§ Stated problem: Transcribe the listing below word for word.

Collected data
* * *

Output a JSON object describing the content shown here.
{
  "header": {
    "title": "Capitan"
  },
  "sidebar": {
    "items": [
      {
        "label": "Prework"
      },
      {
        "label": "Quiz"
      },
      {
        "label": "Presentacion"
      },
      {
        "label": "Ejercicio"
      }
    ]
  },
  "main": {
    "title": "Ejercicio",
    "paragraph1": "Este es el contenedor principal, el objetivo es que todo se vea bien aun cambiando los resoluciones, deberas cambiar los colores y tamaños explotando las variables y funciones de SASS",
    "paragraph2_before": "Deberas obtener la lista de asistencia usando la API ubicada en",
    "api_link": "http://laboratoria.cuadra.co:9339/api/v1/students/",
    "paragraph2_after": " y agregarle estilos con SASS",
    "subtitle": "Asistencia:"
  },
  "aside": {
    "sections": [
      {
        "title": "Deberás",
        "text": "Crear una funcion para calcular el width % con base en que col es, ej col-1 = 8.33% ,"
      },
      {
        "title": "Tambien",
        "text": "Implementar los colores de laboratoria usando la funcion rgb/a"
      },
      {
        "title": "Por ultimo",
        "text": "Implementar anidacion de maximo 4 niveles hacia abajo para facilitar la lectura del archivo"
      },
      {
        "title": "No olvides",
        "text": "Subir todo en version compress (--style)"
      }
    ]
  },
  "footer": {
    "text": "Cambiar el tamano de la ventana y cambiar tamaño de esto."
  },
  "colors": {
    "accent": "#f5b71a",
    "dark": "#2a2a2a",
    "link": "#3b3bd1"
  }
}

* * *

§ Exercise answer:
Output a JSON object describing the content shown here.
{
  "header": {
    "title": "Capitan"
  },
  "sidebar": {
    "items": [
      {
        "label": "Prework"
      },
      {
        "label": "Quiz"
      },
      {
        "label": "Presentacion"
      },
      {
        "label": "Ejercicio"
      }
    ]
  },
  "main": {
    "title": "Ejercicio",
    "paragraph1": "Este es el contenedor principal, el objetivo es que todo se vea bien aun cambiando los resoluciones, deberas cambiar los colores y tamaños explotando las variables y funciones de SASS",
    "paragraph2_before": "Deberas obtener la lista de asistencia usando la API ubicada en",
    "api_link": "http://laboratoria.cuadra.co:9339/api/v1/students/",
    "paragraph2_after": " y agregarle estilos con SASS",
    "subtitle": "Asistencia:"
  },
  "aside": {
    "sections": [
      {
        "title": "Deberás",
        "text": "Crear una funcion para calcular el width % con base en que col es, ej col-1 = 8.33% ,"
      },
      {
        "title": "Tambien",
        "text": "Implementar los colores de laboratoria usando la funcion rgb/a"
      },
      {
        "title": "Por ultimo",
        "text": "Implementar anidacion de maximo 4 niveles hacia abajo para facilitar la lectura del archivo"
      },
      {
        "title": "No olvides",
        "text": "Subir todo en version compress (--style)"
      }
    ]
  },
  "footer": {
    "text": "Cambiar el tamano de la ventana y cambiar tamaño de esto."
  },
  "colors": {
    "accent": "#f5b71a",
    "dark": "#2a2a2a",
    "link": "#3b3bd1"
  }
}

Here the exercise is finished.